◆ Objective ◆
Print all entries word for word.

Collected data entries:
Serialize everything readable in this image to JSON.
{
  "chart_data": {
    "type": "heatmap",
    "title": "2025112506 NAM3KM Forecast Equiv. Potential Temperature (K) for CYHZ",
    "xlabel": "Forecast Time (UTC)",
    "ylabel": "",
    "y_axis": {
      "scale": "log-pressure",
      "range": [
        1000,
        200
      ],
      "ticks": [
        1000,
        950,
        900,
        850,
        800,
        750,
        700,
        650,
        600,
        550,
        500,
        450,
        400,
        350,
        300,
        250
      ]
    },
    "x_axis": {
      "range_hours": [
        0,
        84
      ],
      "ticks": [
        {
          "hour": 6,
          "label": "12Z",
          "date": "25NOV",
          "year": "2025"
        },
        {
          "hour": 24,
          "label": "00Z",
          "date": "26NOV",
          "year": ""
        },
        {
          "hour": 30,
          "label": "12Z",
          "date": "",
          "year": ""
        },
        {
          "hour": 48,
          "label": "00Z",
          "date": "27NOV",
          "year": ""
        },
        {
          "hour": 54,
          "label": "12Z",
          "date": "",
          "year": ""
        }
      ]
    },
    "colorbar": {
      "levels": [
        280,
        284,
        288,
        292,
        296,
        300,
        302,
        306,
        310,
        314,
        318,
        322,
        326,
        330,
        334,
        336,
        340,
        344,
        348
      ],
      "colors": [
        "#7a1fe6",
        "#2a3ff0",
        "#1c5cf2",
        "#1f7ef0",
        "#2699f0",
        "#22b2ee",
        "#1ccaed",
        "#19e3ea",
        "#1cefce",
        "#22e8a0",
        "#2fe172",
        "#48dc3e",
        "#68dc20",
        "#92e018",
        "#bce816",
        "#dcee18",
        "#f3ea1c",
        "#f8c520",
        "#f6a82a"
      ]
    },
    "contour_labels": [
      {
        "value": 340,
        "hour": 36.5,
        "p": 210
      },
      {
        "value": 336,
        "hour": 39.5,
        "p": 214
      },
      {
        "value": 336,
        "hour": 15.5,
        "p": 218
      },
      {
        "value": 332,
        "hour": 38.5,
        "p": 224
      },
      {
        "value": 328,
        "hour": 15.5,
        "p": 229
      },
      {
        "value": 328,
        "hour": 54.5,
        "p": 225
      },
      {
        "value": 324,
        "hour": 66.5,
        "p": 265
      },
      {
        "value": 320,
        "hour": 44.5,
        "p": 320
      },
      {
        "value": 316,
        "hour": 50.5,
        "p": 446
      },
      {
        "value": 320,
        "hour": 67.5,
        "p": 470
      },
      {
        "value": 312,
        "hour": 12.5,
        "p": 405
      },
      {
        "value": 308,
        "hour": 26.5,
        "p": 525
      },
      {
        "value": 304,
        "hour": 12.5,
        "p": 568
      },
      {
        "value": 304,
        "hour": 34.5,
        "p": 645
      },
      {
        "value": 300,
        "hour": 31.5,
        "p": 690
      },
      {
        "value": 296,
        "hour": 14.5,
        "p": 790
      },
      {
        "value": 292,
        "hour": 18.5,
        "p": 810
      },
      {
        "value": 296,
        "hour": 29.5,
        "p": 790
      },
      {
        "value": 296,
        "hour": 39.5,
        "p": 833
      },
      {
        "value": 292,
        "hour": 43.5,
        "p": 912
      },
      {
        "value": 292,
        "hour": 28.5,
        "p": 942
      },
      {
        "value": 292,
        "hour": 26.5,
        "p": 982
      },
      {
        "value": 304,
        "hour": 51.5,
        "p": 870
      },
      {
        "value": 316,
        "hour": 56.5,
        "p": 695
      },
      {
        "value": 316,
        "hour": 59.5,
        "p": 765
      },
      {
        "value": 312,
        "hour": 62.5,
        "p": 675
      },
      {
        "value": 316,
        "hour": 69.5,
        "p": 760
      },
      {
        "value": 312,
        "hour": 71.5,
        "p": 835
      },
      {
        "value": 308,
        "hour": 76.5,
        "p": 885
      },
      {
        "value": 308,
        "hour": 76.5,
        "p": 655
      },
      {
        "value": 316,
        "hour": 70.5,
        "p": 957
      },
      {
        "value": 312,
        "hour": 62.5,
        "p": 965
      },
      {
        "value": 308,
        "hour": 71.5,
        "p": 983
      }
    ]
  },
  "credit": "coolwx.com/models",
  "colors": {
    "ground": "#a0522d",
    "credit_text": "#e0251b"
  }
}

◆ Solution to the problem ◆
Serialize everything readable in this image to JSON.
{
  "chart_data": {
    "type": "heatmap",
    "title": "2025112506 NAM3KM Forecast Equiv. Potential Temperature (K) for CYHZ",
    "xlabel": "Forecast Time (UTC)",
    "ylabel": "",
    "y_axis": {
      "scale": "log-pressure",
      "range": [
        1000,
        200
      ],
      "ticks": [
        1000,
        950,
        900,
        850,
        800,
        750,
        700,
        650,
        600,
        550,
        500,
        450,
        400,
        350,
        300,
        250
      ]
    },
    "x_axis": {
      "range_hours": [
        0,
        84
      ],
      "ticks": [
        {
          "hour": 6,
          "label": "12Z",
          "date": "25NOV",
          "year": "2025"
        },
        {
          "hour": 24,
          "label": "00Z",
          "date": "26NOV",
          "year": ""
        },
        {
          "hour": 30,
          "label": "12Z",
          "date": "",
          "year": ""
        },
        {
          "hour": 48,
          "label": "00Z",
          "date": "27NOV",
          "year": ""
        },
        {
          "hour": 54,
          "label": "12Z",
          "date": "",
          "year": ""
        }
      ]
    },
    "colorbar": {
      "levels": [
        280,
        284,
        288,
        292,
        296,
        300,
        302,
        306,
        310,
        314,
        318,
        322,
        326,
        330,
        334,
        336,
        340,
        344,
        348
      ],
      "colors": [
        "#7a1fe6",
        "#2a3ff0",
        "#1c5cf2",
        "#1f7ef0",
        "#2699f0",
        "#22b2ee",
        "#1ccaed",
        "#19e3ea",
        "#1cefce",
        "#22e8a0",
        "#2fe172",
        "#48dc3e",
        "#68dc20",
        "#92e018",
        "#bce816",
        "#dcee18",
        "#f3ea1c",
        "#f8c520",
        "#f6a82a"
      ]
    },
    "contour_labels": [
      {
        "value": 340,
        "hour": 36.5,
        "p": 210
      },
      {
        "value": 336,
        "hour": 39.5,
        "p": 214
      },
      {
        "value": 336,
        "hour": 15.5,
        "p": 218
      },
      {
        "value": 332,
        "hour": 38.5,
        "p": 224
      },
      {
        "value": 328,
        "hour": 15.5,
        "p": 229
      },
      {
        "value": 328,
        "hour": 54.5,
        "p": 225
      },
      {
        "value": 324,
        "hour": 66.5,
        "p": 265
      },
      {
        "value": 320,
        "hour": 44.5,
        "p": 320
      },
      {
        "value": 316,
        "hour": 50.5,
        "p": 446
      },
      {
        "value": 320,
        "hour": 67.5,
        "p": 470
      },
      {
        "value": 312,
        "hour": 12.5,
        "p": 405
      },
      {
        "value": 308,
        "hour": 26.5,
        "p": 525
      },
      {
        "value": 304,
        "hour": 12.5,
        "p": 568
      },
      {
        "value": 304,
        "hour": 34.5,
        "p": 645
      },
      {
        "value": 300,
        "hour": 31.5,
        "p": 690
      },
      {
        "value": 296,
        "hour": 14.5,
        "p": 790
      },
      {
        "value": 292,
        "hour": 18.5,
        "p": 810
      },
      {
        "value": 296,
        "hour": 29.5,
        "p": 790
      },
      {
        "value": 296,
        "hour": 39.5,
        "p": 833
      },
      {
        "value": 292,
        "hour": 43.5,
        "p": 912
      },
      {
        "value": 292,
        "hour": 28.5,
        "p": 942
      },
      {
        "value": 292,
        "hour": 26.5,
        "p": 982
      },
      {
        "value": 304,
        "hour": 51.5,
        "p": 870
      },
      {
        "value": 316,
        "hour": 56.5,
        "p": 695
      },
      {
        "value": 316,
        "hour": 59.5,
        "p": 765
      },
      {
        "value": 312,
        "hour": 62.5,
        "p": 675
      },
      {
        "value": 316,
        "hour": 69.5,
        "p": 760
      },
      {
        "value": 312,
        "hour": 71.5,
        "p": 835
      },
      {
        "value": 308,
        "hour": 76.5,
        "p": 885
      },
      {
        "value": 308,
        "hour": 76.5,
        "p": 655
      },
      {
        "value": 316,
        "hour": 70.5,
        "p": 957
      },
      {
        "value": 312,
        "hour": 62.5,
        "p": 965
      },
      {
        "value": 308,
        "hour": 71.5,
        "p": 983
      }
    ]
  },
  "credit": "coolwx.com/models",
  "colors": {
    "ground": "#a0522d",
    "credit_text": "#e0251b"
  }
}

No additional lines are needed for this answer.